▶ Set task
Repeat the lines below exactly as they appear, but leave out the images.

▶ Records for this exercise

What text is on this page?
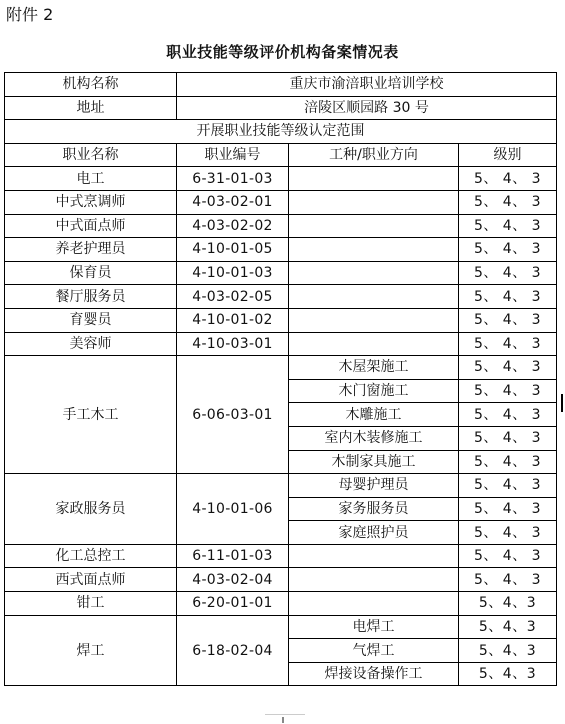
附件 2
职业技能等级评价机构备案情况表
机构名称	重庆市渝涪职业培训学校		
地址	涪陵区顺园路 30 号		
开展职业技能等级认定范围			
职业名称	职业编号	工种/职业方向	级别
电工	6-31-01-03		5、 4、 3
中式烹调师	4-03-02-01		5、 4、 3
中式面点师	4-03-02-02		5、 4、 3
养老护理员	4-10-01-05		5、 4、 3
保育员	4-10-01-03		5、 4、 3
餐厅服务员	4-03-02-05		5、 4、 3
育婴员	4-10-01-02		5、 4、 3
美容师	4-10-03-01		5、 4、 3
手工木工	6-06-03-01	木屋架施工	5、 4、 3
		木门窗施工	5、 4、 3
		木雕施工	5、 4、 3
		室内木装修施工	5、 4、 3
		木制家具施工	5、 4、 3
家政服务员	4-10-01-06	母婴护理员	5、 4、 3
		家务服务员	5、 4、 3
		家庭照护员	5、 4、 3
化工总控工	6-11-01-03		5、 4、 3
西式面点师	4-03-02-04		5、 4、 3
钳工	6-20-01-01		5、4、3
焊工	6-18-02-04	电焊工	5、4、3
		气焊工	5、4、3
		焊接设备操作工	5、4、3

▶ Solution for this task
What text is on this page?
附件 2
职业技能等级评价机构备案情况表
机构名称	重庆市渝涪职业培训学校		
地址	涪陵区顺园路 30 号		
开展职业技能等级认定范围			
职业名称	职业编号	工种/职业方向	级别
电工	6-31-01-03		5、 4、 3
中式烹调师	4-03-02-01		5、 4、 3
中式面点师	4-03-02-02		5、 4、 3
养老护理员	4-10-01-05		5、 4、 3
保育员	4-10-01-03		5、 4、 3
餐厅服务员	4-03-02-05		5、 4、 3
育婴员	4-10-01-02		5、 4、 3
美容师	4-10-03-01		5、 4、 3
手工木工	6-06-03-01	木屋架施工	5、 4、 3
		木门窗施工	5、 4、 3
		木雕施工	5、 4、 3
		室内木装修施工	5、 4、 3
		木制家具施工	5、 4、 3
家政服务员	4-10-01-06	母婴护理员	5、 4、 3
		家务服务员	5、 4、 3
		家庭照护员	5、 4、 3
化工总控工	6-11-01-03		5、 4、 3
西式面点师	4-03-02-04		5、 4、 3
钳工	6-20-01-01		5、4、3
焊工	6-18-02-04	电焊工	5、4、3
		气焊工	5、4、3
		焊接设备操作工	5、4、3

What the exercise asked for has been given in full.